— Records to use —
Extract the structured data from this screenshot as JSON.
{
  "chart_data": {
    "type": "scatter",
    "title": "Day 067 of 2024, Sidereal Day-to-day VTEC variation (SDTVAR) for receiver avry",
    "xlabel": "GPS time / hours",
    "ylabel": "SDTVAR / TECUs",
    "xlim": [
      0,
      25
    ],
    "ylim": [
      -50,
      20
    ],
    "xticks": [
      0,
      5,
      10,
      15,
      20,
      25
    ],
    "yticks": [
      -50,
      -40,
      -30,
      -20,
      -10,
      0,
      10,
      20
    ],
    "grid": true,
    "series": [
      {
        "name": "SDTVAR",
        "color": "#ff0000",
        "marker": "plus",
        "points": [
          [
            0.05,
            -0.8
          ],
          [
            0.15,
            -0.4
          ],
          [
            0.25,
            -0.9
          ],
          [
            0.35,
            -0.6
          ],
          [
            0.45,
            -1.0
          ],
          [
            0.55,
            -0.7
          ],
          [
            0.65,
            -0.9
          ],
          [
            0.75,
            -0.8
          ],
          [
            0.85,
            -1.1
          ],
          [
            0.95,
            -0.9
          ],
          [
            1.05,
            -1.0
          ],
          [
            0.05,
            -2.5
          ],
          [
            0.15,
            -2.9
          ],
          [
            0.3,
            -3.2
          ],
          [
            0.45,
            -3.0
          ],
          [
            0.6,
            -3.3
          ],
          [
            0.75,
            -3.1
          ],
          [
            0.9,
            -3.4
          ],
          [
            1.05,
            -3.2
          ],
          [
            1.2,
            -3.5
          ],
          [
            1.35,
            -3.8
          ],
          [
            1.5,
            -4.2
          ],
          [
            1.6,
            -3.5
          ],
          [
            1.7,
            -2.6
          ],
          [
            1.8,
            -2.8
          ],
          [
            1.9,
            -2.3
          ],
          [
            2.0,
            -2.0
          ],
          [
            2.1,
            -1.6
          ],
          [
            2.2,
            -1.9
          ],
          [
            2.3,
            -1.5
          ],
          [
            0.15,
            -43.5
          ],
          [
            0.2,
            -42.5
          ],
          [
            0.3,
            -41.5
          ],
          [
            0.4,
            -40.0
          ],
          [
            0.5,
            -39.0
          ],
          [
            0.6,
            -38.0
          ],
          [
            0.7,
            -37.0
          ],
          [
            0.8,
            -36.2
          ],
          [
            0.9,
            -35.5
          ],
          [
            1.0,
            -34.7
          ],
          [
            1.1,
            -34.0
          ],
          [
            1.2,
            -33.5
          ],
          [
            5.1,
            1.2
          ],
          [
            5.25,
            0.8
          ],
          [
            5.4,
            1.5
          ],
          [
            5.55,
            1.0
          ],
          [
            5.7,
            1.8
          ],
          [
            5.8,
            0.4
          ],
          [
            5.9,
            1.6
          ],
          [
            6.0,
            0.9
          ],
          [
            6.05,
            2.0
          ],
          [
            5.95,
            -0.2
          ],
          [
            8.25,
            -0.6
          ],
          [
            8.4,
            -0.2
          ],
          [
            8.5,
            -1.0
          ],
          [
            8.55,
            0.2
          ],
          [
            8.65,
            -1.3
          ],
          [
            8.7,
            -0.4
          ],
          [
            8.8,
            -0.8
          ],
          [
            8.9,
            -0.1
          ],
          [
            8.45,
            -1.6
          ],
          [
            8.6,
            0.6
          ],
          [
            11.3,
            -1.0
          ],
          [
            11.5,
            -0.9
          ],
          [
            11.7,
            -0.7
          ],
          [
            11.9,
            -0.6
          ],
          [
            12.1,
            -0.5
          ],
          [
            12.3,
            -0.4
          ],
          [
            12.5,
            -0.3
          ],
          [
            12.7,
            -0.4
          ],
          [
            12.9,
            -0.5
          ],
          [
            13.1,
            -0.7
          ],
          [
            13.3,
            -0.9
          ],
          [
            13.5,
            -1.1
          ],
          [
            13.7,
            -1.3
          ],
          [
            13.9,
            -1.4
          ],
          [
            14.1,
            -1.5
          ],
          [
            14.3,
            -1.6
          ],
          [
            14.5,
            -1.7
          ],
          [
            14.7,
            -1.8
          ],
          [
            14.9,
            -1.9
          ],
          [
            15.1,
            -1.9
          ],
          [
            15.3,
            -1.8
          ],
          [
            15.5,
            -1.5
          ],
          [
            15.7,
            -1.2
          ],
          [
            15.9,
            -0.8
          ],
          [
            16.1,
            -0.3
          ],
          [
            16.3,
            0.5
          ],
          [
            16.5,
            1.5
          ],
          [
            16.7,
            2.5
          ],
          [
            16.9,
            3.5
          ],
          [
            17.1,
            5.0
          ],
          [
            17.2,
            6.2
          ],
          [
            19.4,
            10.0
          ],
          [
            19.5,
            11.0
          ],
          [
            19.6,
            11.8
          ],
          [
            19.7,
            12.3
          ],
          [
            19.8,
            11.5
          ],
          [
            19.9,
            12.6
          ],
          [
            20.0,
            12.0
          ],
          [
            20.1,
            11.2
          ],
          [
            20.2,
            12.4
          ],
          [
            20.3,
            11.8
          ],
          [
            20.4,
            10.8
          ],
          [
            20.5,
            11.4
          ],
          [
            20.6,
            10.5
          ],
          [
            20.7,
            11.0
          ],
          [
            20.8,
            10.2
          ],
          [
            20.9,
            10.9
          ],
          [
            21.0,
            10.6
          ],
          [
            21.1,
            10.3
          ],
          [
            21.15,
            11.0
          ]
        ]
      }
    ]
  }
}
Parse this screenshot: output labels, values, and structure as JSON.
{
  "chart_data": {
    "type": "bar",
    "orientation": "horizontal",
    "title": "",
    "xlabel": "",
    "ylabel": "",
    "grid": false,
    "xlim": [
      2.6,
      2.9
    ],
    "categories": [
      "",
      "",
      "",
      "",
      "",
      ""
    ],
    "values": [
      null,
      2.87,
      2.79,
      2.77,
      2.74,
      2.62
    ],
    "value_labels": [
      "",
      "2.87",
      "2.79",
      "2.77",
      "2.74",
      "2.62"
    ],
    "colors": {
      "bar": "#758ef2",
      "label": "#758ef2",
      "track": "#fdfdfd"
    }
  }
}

— Exercise task —
Gather and copy every line of the data in which the string "JSON" is found.

— Final result —
Extract the structured data from this screenshot as JSON.
Parse this screenshot: output labels, values, and structure as JSON.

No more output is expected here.